Directions:
Extract all lines in the data that contain the word "misc".

Rows:
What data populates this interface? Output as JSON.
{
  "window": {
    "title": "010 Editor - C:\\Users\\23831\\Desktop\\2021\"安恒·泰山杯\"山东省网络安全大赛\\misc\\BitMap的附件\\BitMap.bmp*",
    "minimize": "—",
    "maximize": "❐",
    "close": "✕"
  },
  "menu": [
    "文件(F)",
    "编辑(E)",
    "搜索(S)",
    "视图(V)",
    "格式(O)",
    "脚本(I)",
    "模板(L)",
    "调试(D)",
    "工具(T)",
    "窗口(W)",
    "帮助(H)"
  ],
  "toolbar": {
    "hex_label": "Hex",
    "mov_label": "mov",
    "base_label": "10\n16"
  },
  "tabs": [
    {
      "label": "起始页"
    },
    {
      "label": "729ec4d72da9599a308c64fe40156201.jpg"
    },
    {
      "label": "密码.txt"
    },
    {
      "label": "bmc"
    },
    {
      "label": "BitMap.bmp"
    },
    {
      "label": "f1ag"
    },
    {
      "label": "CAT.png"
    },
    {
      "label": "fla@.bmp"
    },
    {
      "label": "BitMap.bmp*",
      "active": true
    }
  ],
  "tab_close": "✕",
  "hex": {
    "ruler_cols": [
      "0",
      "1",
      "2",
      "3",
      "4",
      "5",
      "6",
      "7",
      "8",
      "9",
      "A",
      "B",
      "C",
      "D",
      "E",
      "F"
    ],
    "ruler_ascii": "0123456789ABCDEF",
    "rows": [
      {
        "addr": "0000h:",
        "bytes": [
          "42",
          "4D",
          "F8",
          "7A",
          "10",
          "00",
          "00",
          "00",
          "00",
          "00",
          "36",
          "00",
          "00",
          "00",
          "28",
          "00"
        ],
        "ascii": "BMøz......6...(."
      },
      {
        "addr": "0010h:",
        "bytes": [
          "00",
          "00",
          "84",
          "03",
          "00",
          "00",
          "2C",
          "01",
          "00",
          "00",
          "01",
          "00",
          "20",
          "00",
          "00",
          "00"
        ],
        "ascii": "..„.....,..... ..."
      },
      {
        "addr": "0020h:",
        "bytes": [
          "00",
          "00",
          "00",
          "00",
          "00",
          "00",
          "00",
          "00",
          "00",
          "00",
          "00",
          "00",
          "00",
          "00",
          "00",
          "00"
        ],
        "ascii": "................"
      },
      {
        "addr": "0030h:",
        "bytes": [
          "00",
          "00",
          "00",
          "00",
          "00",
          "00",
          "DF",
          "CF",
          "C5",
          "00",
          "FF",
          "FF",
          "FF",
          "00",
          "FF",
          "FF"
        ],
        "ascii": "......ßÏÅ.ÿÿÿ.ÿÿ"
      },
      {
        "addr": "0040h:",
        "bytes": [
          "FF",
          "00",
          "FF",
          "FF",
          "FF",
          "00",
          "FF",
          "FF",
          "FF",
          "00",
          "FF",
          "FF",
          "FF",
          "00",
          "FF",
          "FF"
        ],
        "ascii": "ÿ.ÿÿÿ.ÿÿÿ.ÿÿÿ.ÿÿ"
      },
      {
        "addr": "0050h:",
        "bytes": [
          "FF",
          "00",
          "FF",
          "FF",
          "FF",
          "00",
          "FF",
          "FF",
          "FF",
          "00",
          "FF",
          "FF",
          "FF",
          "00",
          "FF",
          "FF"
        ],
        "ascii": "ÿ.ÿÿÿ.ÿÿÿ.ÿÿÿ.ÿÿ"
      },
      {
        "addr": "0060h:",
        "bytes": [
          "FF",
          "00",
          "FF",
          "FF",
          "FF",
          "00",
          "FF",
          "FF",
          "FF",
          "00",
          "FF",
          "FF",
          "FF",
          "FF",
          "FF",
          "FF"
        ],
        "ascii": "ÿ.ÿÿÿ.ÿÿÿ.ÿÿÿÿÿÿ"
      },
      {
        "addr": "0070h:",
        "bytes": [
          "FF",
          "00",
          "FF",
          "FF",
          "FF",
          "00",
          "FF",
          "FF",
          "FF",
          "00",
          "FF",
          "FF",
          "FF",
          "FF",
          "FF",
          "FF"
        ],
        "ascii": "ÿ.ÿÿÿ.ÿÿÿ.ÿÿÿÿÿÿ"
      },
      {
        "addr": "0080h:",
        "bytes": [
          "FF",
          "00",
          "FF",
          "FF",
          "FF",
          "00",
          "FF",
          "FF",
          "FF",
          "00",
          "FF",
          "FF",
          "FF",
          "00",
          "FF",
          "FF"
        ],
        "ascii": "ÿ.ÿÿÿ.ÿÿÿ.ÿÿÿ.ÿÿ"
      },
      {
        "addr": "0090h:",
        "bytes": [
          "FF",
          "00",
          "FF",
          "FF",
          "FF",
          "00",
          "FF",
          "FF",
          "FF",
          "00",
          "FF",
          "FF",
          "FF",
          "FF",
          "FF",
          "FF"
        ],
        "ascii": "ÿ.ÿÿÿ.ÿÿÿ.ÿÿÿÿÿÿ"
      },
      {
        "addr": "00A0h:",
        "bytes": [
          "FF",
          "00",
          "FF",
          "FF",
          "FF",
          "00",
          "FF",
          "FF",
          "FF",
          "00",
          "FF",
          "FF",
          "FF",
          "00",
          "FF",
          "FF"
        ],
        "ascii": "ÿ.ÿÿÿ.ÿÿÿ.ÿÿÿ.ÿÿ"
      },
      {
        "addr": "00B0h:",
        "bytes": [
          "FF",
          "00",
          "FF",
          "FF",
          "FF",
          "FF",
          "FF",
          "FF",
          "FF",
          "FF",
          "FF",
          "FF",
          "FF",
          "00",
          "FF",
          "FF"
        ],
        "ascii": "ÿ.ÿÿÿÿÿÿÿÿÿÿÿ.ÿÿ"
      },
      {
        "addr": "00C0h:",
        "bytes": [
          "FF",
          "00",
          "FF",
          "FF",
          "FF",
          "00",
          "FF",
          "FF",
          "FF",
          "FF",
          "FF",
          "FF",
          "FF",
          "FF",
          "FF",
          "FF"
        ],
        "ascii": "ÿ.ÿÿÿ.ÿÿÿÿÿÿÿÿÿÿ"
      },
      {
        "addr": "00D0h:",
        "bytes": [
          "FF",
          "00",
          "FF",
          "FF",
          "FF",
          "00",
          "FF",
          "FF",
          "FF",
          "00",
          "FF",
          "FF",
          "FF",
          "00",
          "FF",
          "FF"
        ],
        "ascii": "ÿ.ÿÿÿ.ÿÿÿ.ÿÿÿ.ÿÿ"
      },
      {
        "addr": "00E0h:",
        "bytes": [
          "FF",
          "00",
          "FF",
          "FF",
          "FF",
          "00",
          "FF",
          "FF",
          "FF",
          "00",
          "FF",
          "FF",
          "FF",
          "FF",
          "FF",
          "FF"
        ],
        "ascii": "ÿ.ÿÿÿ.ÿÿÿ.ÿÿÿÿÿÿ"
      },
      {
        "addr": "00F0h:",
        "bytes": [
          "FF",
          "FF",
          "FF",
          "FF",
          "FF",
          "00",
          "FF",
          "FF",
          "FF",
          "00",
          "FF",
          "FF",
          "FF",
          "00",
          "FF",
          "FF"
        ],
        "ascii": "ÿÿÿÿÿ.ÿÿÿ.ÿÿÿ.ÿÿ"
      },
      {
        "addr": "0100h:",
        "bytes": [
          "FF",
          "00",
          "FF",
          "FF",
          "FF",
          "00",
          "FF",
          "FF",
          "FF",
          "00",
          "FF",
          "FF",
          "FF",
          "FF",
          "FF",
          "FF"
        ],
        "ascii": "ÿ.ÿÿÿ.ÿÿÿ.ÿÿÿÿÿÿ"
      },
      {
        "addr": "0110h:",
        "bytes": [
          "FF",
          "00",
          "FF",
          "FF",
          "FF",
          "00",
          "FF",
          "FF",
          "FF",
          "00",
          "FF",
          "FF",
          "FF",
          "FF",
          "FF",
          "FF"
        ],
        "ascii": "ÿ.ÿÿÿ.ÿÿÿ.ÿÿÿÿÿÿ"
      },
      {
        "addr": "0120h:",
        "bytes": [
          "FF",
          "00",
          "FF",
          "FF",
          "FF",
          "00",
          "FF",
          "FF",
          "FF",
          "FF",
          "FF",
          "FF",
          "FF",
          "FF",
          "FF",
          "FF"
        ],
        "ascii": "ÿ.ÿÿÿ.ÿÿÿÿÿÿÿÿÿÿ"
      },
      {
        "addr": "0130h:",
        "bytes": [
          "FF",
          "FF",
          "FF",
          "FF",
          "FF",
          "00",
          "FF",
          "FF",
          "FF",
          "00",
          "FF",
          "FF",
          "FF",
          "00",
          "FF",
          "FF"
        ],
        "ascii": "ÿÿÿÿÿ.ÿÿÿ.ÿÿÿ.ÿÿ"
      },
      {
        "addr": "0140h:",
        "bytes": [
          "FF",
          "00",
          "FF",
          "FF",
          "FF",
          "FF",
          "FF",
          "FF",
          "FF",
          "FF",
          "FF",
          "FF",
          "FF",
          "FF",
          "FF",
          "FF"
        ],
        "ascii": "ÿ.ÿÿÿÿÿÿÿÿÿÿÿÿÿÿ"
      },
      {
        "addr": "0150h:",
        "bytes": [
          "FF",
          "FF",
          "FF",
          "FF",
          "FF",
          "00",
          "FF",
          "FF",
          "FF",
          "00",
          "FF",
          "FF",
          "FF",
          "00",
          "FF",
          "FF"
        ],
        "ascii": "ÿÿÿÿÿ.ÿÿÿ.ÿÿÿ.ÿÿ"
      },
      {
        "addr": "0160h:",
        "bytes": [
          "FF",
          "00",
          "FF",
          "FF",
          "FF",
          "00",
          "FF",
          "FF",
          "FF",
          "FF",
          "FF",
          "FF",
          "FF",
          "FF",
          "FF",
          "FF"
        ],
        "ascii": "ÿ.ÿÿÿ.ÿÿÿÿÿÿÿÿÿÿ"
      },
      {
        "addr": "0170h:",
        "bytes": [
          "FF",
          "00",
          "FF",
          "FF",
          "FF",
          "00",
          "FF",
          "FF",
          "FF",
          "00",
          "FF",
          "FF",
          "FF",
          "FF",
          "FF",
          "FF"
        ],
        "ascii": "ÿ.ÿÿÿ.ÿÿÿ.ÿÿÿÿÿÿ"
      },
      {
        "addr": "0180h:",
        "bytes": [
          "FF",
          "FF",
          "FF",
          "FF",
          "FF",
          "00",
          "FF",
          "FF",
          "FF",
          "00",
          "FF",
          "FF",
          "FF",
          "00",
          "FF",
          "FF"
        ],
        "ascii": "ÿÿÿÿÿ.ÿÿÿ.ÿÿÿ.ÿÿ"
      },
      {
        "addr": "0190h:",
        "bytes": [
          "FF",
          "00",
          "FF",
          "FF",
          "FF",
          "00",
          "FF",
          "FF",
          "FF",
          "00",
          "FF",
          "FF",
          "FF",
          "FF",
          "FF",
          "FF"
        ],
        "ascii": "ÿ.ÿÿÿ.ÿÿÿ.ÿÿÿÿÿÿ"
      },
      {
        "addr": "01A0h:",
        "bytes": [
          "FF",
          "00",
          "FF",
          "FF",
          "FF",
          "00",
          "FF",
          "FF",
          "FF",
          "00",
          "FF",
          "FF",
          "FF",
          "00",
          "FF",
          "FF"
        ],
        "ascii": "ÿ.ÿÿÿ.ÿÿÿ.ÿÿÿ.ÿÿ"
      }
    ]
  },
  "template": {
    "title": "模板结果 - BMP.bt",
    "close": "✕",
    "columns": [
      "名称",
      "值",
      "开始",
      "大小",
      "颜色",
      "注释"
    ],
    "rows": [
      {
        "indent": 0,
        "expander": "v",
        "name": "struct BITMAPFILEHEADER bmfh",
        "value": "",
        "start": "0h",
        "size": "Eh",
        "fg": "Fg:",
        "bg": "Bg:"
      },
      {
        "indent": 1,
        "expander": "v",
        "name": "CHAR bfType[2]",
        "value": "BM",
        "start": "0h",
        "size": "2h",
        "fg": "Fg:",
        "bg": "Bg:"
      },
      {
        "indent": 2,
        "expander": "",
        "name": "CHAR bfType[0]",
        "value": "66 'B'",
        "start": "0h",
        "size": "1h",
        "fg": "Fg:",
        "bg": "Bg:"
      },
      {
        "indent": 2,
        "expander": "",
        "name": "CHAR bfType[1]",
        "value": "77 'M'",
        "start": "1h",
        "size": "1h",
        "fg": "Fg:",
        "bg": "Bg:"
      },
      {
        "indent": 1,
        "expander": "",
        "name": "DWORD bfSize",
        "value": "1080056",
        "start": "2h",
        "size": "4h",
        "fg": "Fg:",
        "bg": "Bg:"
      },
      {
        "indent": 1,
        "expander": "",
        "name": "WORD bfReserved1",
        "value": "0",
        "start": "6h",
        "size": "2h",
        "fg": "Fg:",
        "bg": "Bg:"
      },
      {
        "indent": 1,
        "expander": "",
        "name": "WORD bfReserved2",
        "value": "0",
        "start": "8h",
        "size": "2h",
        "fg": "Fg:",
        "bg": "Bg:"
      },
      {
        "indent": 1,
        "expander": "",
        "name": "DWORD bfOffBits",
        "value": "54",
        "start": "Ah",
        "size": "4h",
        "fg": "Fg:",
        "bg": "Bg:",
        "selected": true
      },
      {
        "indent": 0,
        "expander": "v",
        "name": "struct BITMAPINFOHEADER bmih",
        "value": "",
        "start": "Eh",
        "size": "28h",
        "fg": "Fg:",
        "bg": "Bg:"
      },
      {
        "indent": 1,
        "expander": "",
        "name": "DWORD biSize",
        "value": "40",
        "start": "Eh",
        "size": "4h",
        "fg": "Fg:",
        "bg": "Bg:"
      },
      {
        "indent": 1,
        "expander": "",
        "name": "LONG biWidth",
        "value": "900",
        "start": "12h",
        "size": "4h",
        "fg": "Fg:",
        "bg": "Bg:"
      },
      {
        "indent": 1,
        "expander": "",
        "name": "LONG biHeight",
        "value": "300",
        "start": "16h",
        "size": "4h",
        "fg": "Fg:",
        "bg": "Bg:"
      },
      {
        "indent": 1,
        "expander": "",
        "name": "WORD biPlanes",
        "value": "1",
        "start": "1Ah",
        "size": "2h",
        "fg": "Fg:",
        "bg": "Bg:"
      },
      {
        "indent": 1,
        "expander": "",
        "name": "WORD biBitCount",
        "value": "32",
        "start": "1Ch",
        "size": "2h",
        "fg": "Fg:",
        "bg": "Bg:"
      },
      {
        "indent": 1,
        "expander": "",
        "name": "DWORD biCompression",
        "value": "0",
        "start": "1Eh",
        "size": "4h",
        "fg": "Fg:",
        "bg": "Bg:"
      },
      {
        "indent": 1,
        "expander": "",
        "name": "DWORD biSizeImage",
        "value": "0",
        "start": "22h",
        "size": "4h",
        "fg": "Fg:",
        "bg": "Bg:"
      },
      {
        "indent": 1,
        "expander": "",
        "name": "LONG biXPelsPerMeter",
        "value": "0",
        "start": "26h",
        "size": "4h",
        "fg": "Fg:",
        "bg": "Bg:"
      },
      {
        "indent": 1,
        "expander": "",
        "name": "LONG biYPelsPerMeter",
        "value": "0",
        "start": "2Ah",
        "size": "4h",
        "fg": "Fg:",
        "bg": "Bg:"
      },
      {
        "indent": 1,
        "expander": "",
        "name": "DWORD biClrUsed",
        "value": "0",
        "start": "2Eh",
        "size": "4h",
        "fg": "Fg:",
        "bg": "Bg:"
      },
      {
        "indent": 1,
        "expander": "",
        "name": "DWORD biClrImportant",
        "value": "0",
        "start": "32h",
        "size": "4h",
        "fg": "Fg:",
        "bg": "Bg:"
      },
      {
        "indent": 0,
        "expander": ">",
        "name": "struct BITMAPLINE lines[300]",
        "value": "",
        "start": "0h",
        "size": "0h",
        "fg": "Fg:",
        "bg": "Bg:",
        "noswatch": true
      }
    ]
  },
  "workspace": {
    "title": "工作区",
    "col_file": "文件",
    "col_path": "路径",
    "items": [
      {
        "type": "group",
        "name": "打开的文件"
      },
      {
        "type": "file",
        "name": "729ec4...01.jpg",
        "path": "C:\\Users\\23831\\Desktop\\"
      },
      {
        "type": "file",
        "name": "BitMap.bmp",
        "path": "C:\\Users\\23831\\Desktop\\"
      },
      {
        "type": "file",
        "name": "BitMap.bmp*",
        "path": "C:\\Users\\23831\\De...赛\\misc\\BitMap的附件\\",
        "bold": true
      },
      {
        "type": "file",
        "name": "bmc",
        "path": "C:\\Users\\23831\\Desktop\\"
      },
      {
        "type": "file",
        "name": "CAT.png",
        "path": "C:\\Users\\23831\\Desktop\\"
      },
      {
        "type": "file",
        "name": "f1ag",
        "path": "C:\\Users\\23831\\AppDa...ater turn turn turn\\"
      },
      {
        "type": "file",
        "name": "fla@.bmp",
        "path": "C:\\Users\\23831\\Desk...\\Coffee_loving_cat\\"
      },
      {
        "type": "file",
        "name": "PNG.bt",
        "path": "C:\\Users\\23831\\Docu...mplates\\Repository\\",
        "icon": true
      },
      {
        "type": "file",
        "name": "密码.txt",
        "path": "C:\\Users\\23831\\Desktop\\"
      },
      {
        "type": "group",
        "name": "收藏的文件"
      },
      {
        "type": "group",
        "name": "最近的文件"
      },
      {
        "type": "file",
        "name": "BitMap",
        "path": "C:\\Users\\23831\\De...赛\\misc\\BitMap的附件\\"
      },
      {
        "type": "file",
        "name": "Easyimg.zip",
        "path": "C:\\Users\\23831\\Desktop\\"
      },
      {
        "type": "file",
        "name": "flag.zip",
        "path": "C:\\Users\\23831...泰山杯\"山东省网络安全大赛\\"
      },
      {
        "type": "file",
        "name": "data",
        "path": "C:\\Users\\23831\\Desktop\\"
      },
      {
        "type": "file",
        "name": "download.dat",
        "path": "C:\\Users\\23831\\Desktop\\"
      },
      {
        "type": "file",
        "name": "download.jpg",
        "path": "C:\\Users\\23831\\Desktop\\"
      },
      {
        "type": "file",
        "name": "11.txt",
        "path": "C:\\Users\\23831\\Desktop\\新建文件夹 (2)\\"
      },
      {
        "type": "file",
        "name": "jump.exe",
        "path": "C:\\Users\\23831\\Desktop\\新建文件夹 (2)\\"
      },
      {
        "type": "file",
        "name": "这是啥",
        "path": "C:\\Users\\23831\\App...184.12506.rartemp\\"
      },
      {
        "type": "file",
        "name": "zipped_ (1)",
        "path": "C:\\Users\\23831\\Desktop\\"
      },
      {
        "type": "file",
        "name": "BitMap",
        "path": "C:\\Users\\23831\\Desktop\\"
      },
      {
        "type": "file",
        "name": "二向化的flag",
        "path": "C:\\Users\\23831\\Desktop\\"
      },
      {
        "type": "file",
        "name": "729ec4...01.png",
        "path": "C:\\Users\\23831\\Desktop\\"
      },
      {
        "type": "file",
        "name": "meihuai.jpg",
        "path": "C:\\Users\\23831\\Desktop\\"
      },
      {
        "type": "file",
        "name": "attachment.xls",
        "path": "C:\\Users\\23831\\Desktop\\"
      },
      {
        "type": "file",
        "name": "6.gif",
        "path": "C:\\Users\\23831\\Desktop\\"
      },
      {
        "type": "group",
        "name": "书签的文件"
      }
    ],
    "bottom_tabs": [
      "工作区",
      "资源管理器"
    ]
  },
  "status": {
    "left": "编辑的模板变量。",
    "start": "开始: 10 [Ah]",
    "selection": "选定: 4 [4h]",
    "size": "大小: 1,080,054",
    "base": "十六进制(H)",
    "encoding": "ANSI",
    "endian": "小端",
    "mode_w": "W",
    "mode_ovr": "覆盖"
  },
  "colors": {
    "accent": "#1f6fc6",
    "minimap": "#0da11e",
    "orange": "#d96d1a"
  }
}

Solved problem:
    "title": "010 Editor - C:\\Users\\23831\\Desktop\\2021\"安恒·泰山杯\"山东省网络安全大赛\\misc\\BitMap的附件\\BitMap.bmp*",
        "path": "C:\\Users\\23831\\De...赛\\misc\\BitMap的附件\\",
        "path": "C:\\Users\\23831\\De...赛\\misc\\BitMap的附件\\"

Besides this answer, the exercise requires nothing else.